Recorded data
>> BEGIN

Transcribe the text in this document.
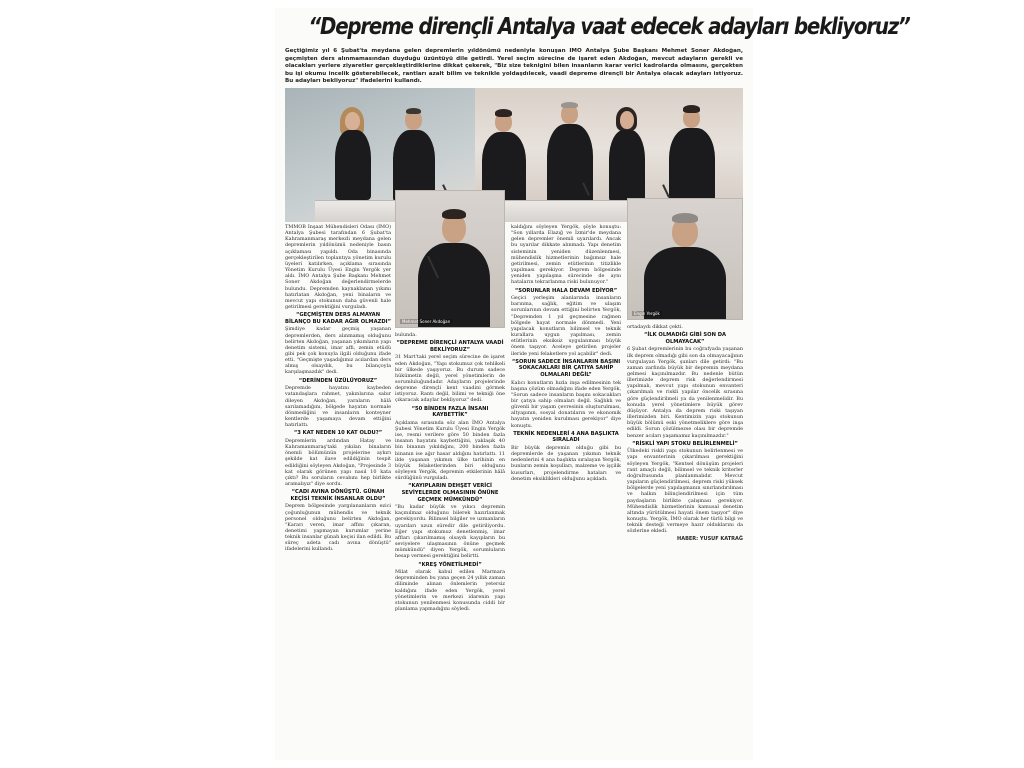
“Depreme dirençli Antalya vaat edecek adayları bekliyoruz”
Geçtiğimiz yıl 6 Şubat'ta meydana gelen depremlerin yıldönümü nedeniyle konuşan İMO Antalya Şube Başkanı Mehmet Soner Akdoğan, geçmişten ders alınmamasından duyduğu üzüntüyü dile getirdi. Yerel seçim sürecine de işaret eden Akdoğan, mevcut adayların gerekli ve olacakları yerlere ziyaretler gerçekleştirdiklerine dikkat çekerek, "Biz size teknigini bilen insanların karar verici kadrolarda olmasını, gerçekten bu işi okumu incelik gösterebilecek, rantları azalt bilim ve teknikle yoldaşdılecek, vaadi depreme dirençli bir Antalya olacak adayları istiyoruz. Bu adayları bekliyoruz" ifadelerini kullandı.

TMMOB İnşaat Mühendisleri Odası (İMO) Antalya Şubesi tarafından 6 Şubat'ta Kahramanmaraş merkezli meydana gelen depremlerin yıldönümü nedeniyle basın açıklaması yapıldı. Oda binasında gerçekleştirilen toplantıya yönetim kurulu üyeleri katılırken, açıklama sırasında Yönetim Kurulu Üyesi Engin Yergök yer aldı. İMO Antalya Şube Başkanı Mehmet Soner Akdoğan değerlendirmelerde bulundu. Depremden kaynaklanan yıkımı hatırlatan Akdoğan, yeni binaların ve mevcut yapı stokunun daha güvenli hale getirilmesi gerektiğini vurguladı.

“GEÇMİŞTEN DERS ALMAYAN BİLANÇO BU KADAR AĞIR OLMAZDI”

Şimdiye kadar geçmiş yaşanan depremlerden, ders alınmamış olduğunu belirten Akdoğan, yaşanan yıkımların yapı denetim sistemi, imar affı, zemin etüdü gibi pek çok konuyla ilgili olduğunu ifade etti. "Geçmişte yaşadığımız acılardan ders almış olsaydık, bu bilançoyla karşılaşmazdık" dedi.

“DERİNDEN ÜZÜLÜYORUZ”

Depremde hayatını kaybeden vatandaşlara rahmet, yakınlarına sabır dileyen Akdoğan, yaraların hâlâ sarılamadığını, bölgede hayatın normale dönmediğini ve insanların konteyner kentlerde yaşamaya devam ettiğini hatırlattı.

“3 KAT NEDEN 10 KAT OLDU?”

Depremlerin ardından Hatay ve Kahramanmaraş'taki yıkılan binaların önemli bölümünün projelerine aykırı şekilde kat ilave edildiğinin tespit edildiğini söyleyen Akdoğan, "Projesinde 3 kat olarak görünen yapı nasıl 10 kata çıktı? Bu soruların cevabını hep birlikte aramalıyız" diye sordu.

“CADI AVINA DÖNÜŞTÜ. GÜNAH KEÇİSİ TEKNİK İNSANLAR OLDU”

Deprem bölgesinde yargılananların ezici çoğunluğunun mühendis ve teknik personel olduğunu belirten Akdoğan, "Kararı veren, imar affını çıkaran, denetimi yapmayan kurumlar yerine teknik insanlar günah keçisi ilan edildi. Bu süreç adeta cadı avına dönüştü" ifadelerini kullandı.

Mehmet Soner Akdoğan

bulunda.

“DEPREME DİRENÇLİ ANTALYA VAADİ BEKLİYORUZ”

31 Mart'taki yerel seçim sürecine de işaret eden Akdoğan, "Yapı stokumuz çok tehlikeli bir ülkede yaşıyoruz. Bu durum sadece hükümetin değil, yerel yönetimlerin de sorumluluğundadır. Adayların projelerinde depreme dirençli kent vaadini görmek istiyoruz. Rantı değil, bilimi ve tekniği öne çıkaracak adaylar bekliyoruz" dedi.

“50 BİNDEN FAZLA İNSANI KAYBETTİK”

Açıklama sırasında söz alan İMO Antalya Şubesi Yönetim Kurulu Üyesi Engin Yergök ise, resmi verilere göre 50 binden fazla insanın hayatını kaybettiğini, yaklaşık 40 bin binanın yıkıldığını, 200 binden fazla binanın ise ağır hasar aldığını hatırlattı. 11 ilde yaşanan yıkımın ülke tarihinin en büyük felaketlerinden biri olduğunu söyleyen Yergök, depremin etkilerinin hâlâ sürdüğünü vurguladı.

“KAYIPLARIN DEHŞET VERİCİ SEVİYELERDE OLMASININ ÖNÜNE GEÇMEK MÜMKÜNDÜ”

"Bu kadar büyük ve yıkıcı depremin kaçınılmaz olduğunu bilerek hazırlanmak gerekiyordu. Bilimsel bilgiler ve uzmanların uyarıları uzun süredir dile getiriliyordu. Eğer yapı stokumuz denetlenmiş, imar affları çıkarılmamış olsaydı kayıpların bu seviyelere ulaşmasının önüne geçmek mümkündü" diyen Yergök, sorumluların hesap vermesi gerektiğini belirtti.

“KREŞ YÖNETİLMEDİ”

Milat olarak kabul edilen Marmara depreminden bu yana geçen 24 yıllık zaman diliminde alınan önlemlerin yetersiz kaldığını ifade eden Yergök, yerel yönetimlerin ve merkezi idarenin yapı stokunun yenilenmesi konusunda ciddi bir planlama yapmadığını söyledi.

kaldığını söyleyen Yergök, şöyle konuştu: "Son yıllarda Elazığ ve İzmir'de meydana gelen depremler önemli uyarılardı. Ancak bu uyarılar dikkate alınmadı. Yapı denetim sisteminin yeniden düzenlenmesi, mühendislik hizmetlerinin bağımsız hale getirilmesi, zemin etütlerinin titizlikle yapılması gerekiyor. Deprem bölgesinde yeniden yapılaşma sürecinde de aynı hataların tekrarlanma riski bulunuyor."

“SORUNLAR HALA DEVAM EDİYOR”

Geçici yerleşim alanlarında insanların barınma, sağlık, eğitim ve ulaşım sorunlarının devam ettiğini belirten Yergök, "Depremden 1 yıl geçmesine rağmen bölgede hayat normale dönmedi. Yeni yapılacak konutların bilimsel ve teknik kurallara uygun yapılması, zemin etütlerinin eksiksiz uygulanması büyük önem taşıyor. Aceleye getirilen projeler ileride yeni felaketlere yol açabilir" dedi.

“SORUN SADECE İNSANLARIN BAŞINI SOKACAKLARI BİR ÇATIYA SAHİP OLMALARI DEĞİL”

Kalıcı konutların hızla inşa edilmesinin tek başına çözüm olmadığını ifade eden Yergök, "Sorun sadece insanların başını sokacakları bir çatıya sahip olmaları değil. Sağlıklı ve güvenli bir yaşam çevresinin oluşturulması, altyapının, sosyal donatıların ve ekonomik hayatın yeniden kurulması gerekiyor" diye konuştu.

TEKNİK NEDENLERİ 4 ANA BAŞLIKTA SIRALADI

Bir büyük depremin olduğu gibi bu depremlerde de yaşanan yıkımın teknik nedenlerini 4 ana başlıkta sıralayan Yergök, bunların zemin koşulları, malzeme ve işçilik kusurları, projelendirme hataları ve denetim eksiklikleri olduğunu açıkladı.

Engin Yergök

ortadaydı dikkat çekti.

“İLK OLMADIĞI GİBİ SON DA OLMAYACAK”

6 Şubat depremlerinin bu coğrafyada yaşanan ilk deprem olmadığı gibi son da olmayacağının vurgulayan Yergök, şunları dile getirdi: "Bu zaman zarfında büyük bir depremin meydana gelmesi kaçınılmazdır. Bu nedenle bütün illerimizde deprem risk değerlendirmesi yapılmalı, mevcut yapı stokunun envanteri çıkarılmalı ve riskli yapılar öncelik sırasına göre güçlendirilmeli ya da yenilenmelidir. Bu konuda yerel yönetimlere büyük görev düşüyor. Antalya da deprem riski taşıyan illerimizden biri. Kentimizin yapı stokunun büyük bölümü eski yönetmeliklere göre inşa edildi. Sorun çözülmezse olası bir depremde benzer acıları yaşamamız kaçınılmazdır."

“RİSKLİ YAPI STOKU BELİRLENMELİ”

Ülkedeki riskli yapı stokunun belirlenmesi ve yapı envanterinin çıkarılması gerektiğini söyleyen Yergök, "Kentsel dönüşüm projeleri rant amaçlı değil, bilimsel ve teknik kriterler doğrultusunda planlanmalıdır. Mevcut yapıların güçlendirilmesi, deprem riski yüksek bölgelerde yeni yapılaşmanın sınırlandırılması ve halkın bilinçlendirilmesi için tüm paydaşların birlikte çalışması gerekiyor. Mühendislik hizmetlerinin kamusal denetim altında yürütülmesi hayati önem taşıyor" diye konuştu. Yergök, İMO olarak her türlü bilgi ve teknik desteği vermeye hazır olduklarını da sözlerine ekledi.

HABER: YUSUF KATRAĞ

>> END

Work to complete: Which lines contain the word "TEKNİK"? Copy each one.

Output for this exercise:
“CADI AVINA DÖNÜŞTÜ. GÜNAH KEÇİSİ TEKNİK İNSANLAR OLDU”
TEKNİK NEDENLERİ 4 ANA BAŞLIKTA SIRALADI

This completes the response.